- _Data shown_:
☆ ☆ ☆ ☆ ☆
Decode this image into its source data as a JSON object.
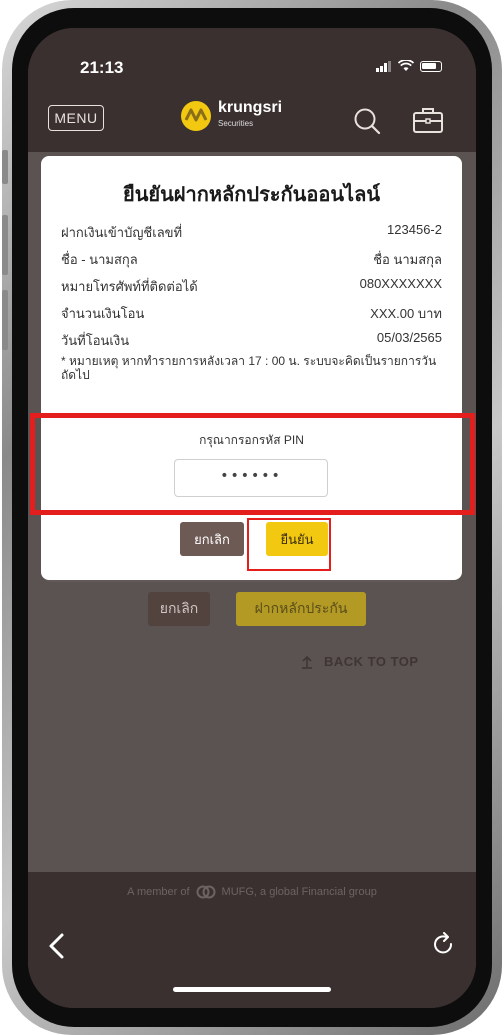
{
  "status_bar": {
    "time": "21:13"
  },
  "header": {
    "menu_label": "MENU",
    "brand_name": "krungsri",
    "brand_sub": "Securities"
  },
  "background": {
    "cancel_label": "ยกเลิก",
    "deposit_label": "ฝากหลักประกัน",
    "back_to_top_label": "BACK TO TOP"
  },
  "footer": {
    "member_prefix": "A member of",
    "member_suffix": "MUFG, a global Financial group"
  },
  "modal": {
    "title": "ยืนยันฝากหลักประกันออนไลน์",
    "rows": [
      {
        "label": "ฝากเงินเข้าบัญชีเลขที่",
        "value": "123456-2"
      },
      {
        "label": "ชื่อ - นามสกุล",
        "value": "ชื่อ นามสกุล"
      },
      {
        "label": "หมายโทรศัพท์ที่ติดต่อได้",
        "value": "080XXXXXXX"
      },
      {
        "label": "จำนวนเงินโอน",
        "value": "XXX.00 บาท"
      },
      {
        "label": "วันที่โอนเงิน",
        "value": "05/03/2565"
      }
    ],
    "note": "* หมายเหตุ หากทำรายการหลังเวลา 17 : 00 น. ระบบจะคิดเป็นรายการวันถัดไป",
    "pin_label": "กรุณากรอกรหัส PIN",
    "pin_value": "••••••",
    "cancel_label": "ยกเลิก",
    "confirm_label": "ยืนยัน"
  },
  "colors": {
    "brand_yellow": "#f2c811",
    "brand_brown": "#6e5a55",
    "highlight_red": "#e41d1d"
  },
  "icons": [
    "signal-icon",
    "wifi-icon",
    "battery-icon",
    "search-icon",
    "briefcase-icon",
    "back-arrow-icon",
    "refresh-icon",
    "mufg-logo-icon",
    "arrow-up-icon"
  ]
}
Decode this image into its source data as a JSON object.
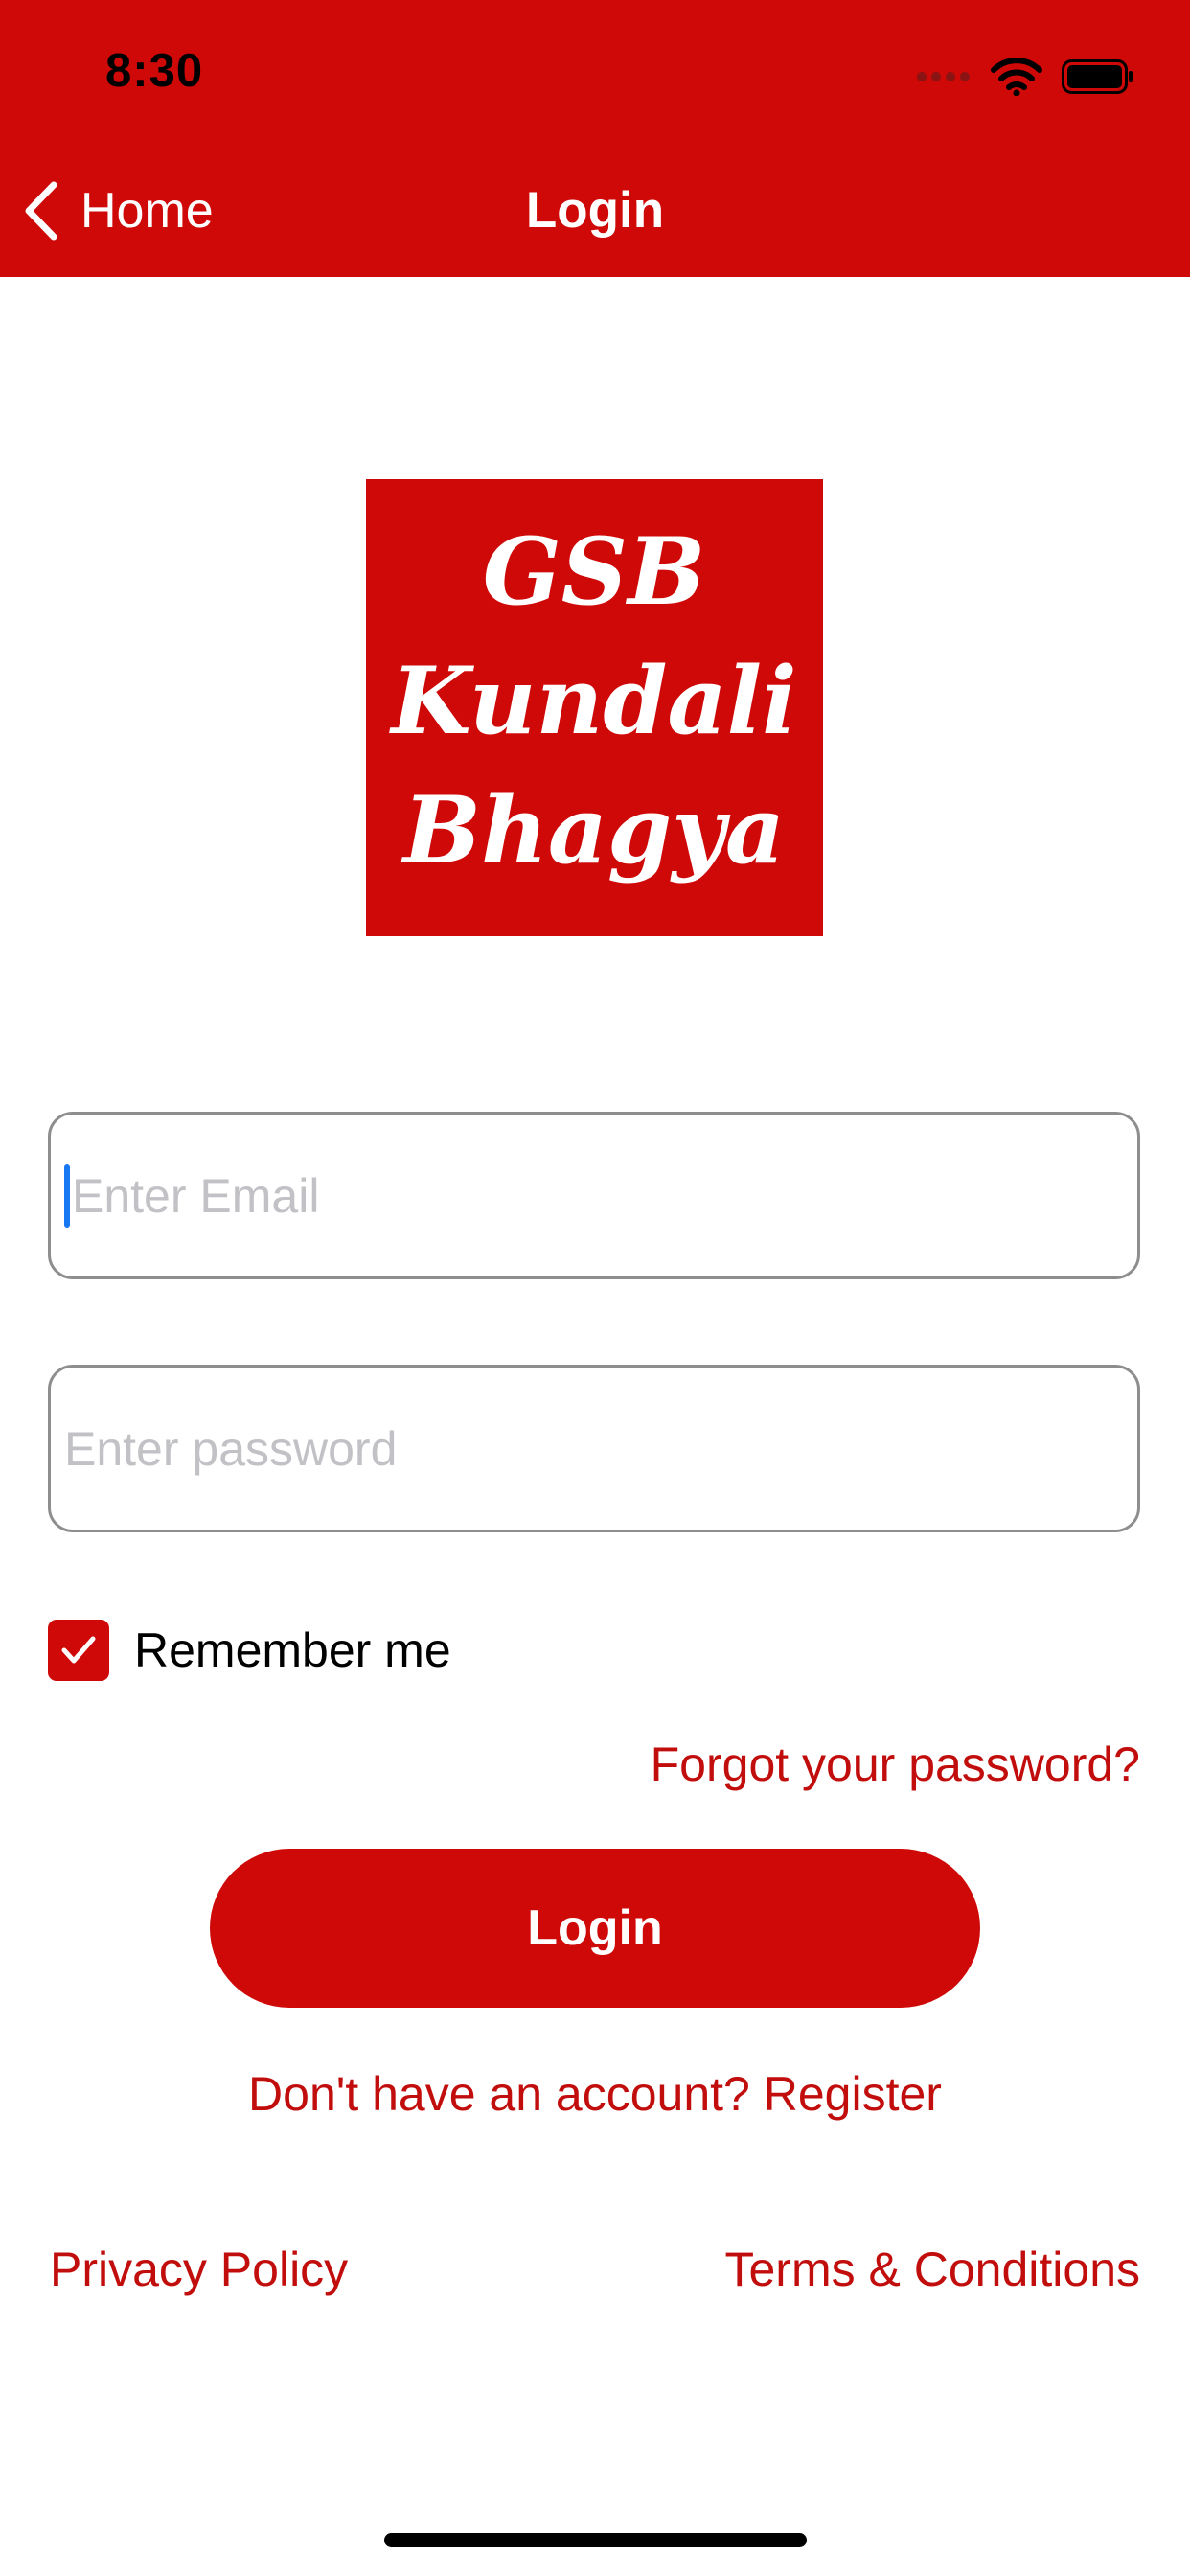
{
  "status_bar": {
    "time": "8:30"
  },
  "nav": {
    "back_label": "Home",
    "title": "Login"
  },
  "logo": {
    "text": "GSB Kundali Bhagya"
  },
  "form": {
    "email_placeholder": "Enter Email",
    "email_value": "",
    "password_placeholder": "Enter password",
    "password_value": "",
    "remember_label": "Remember me",
    "remember_checked": true,
    "forgot_label": "Forgot your password?",
    "login_label": "Login",
    "register_label": "Don't have an account? Register"
  },
  "footer": {
    "privacy_label": "Privacy Policy",
    "terms_label": "Terms & Conditions"
  },
  "colors": {
    "brand_red": "#cf0808",
    "link_red": "#c20d0d",
    "caret_blue": "#1877f2"
  },
  "icons": [
    "signal-icon",
    "wifi-icon",
    "battery-icon",
    "chevron-left-icon",
    "checkmark-icon"
  ]
}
☆ ☆ ☆ ☆ ☆
- _Task to complete_: All of the data above should be quoted exactly, except for the pictures.

- _Problem solution_:
Decode this image into its source data as a JSON object.
{
  "status_bar": {
    "time": "21:13"
  },
  "header": {
    "menu_label": "MENU",
    "brand_name": "krungsri",
    "brand_sub": "Securities"
  },
  "background": {
    "cancel_label": "ยกเลิก",
    "deposit_label": "ฝากหลักประกัน",
    "back_to_top_label": "BACK TO TOP"
  },
  "footer": {
    "member_prefix": "A member of",
    "member_suffix": "MUFG, a global Financial group"
  },
  "modal": {
    "title": "ยืนยันฝากหลักประกันออนไลน์",
    "rows": [
      {
        "label": "ฝากเงินเข้าบัญชีเลขที่",
        "value": "123456-2"
      },
      {
        "label": "ชื่อ - นามสกุล",
        "value": "ชื่อ นามสกุล"
      },
      {
        "label": "หมายโทรศัพท์ที่ติดต่อได้",
        "value": "080XXXXXXX"
      },
      {
        "label": "จำนวนเงินโอน",
        "value": "XXX.00 บาท"
      },
      {
        "label": "วันที่โอนเงิน",
        "value": "05/03/2565"
      }
    ],
    "note": "* หมายเหตุ หากทำรายการหลังเวลา 17 : 00 น. ระบบจะคิดเป็นรายการวันถัดไป",
    "pin_label": "กรุณากรอกรหัส PIN",
    "pin_value": "••••••",
    "cancel_label": "ยกเลิก",
    "confirm_label": "ยืนยัน"
  },
  "colors": {
    "brand_yellow": "#f2c811",
    "brand_brown": "#6e5a55",
    "highlight_red": "#e41d1d"
  },
  "icons": [
    "signal-icon",
    "wifi-icon",
    "battery-icon",
    "search-icon",
    "briefcase-icon",
    "back-arrow-icon",
    "refresh-icon",
    "mufg-logo-icon",
    "arrow-up-icon"
  ]
}
Decode this image into its source data as a JSON object.
{
  "status_bar": {
    "time": "8:30"
  },
  "nav": {
    "back_label": "Home",
    "title": "Login"
  },
  "logo": {
    "text": "GSB Kundali Bhagya"
  },
  "form": {
    "email_placeholder": "Enter Email",
    "email_value": "",
    "password_placeholder": "Enter password",
    "password_value": "",
    "remember_label": "Remember me",
    "remember_checked": true,
    "forgot_label": "Forgot your password?",
    "login_label": "Login",
    "register_label": "Don't have an account? Register"
  },
  "footer": {
    "privacy_label": "Privacy Policy",
    "terms_label": "Terms & Conditions"
  },
  "colors": {
    "brand_red": "#cf0808",
    "link_red": "#c20d0d",
    "caret_blue": "#1877f2"
  },
  "icons": [
    "signal-icon",
    "wifi-icon",
    "battery-icon",
    "chevron-left-icon",
    "checkmark-icon"
  ]
}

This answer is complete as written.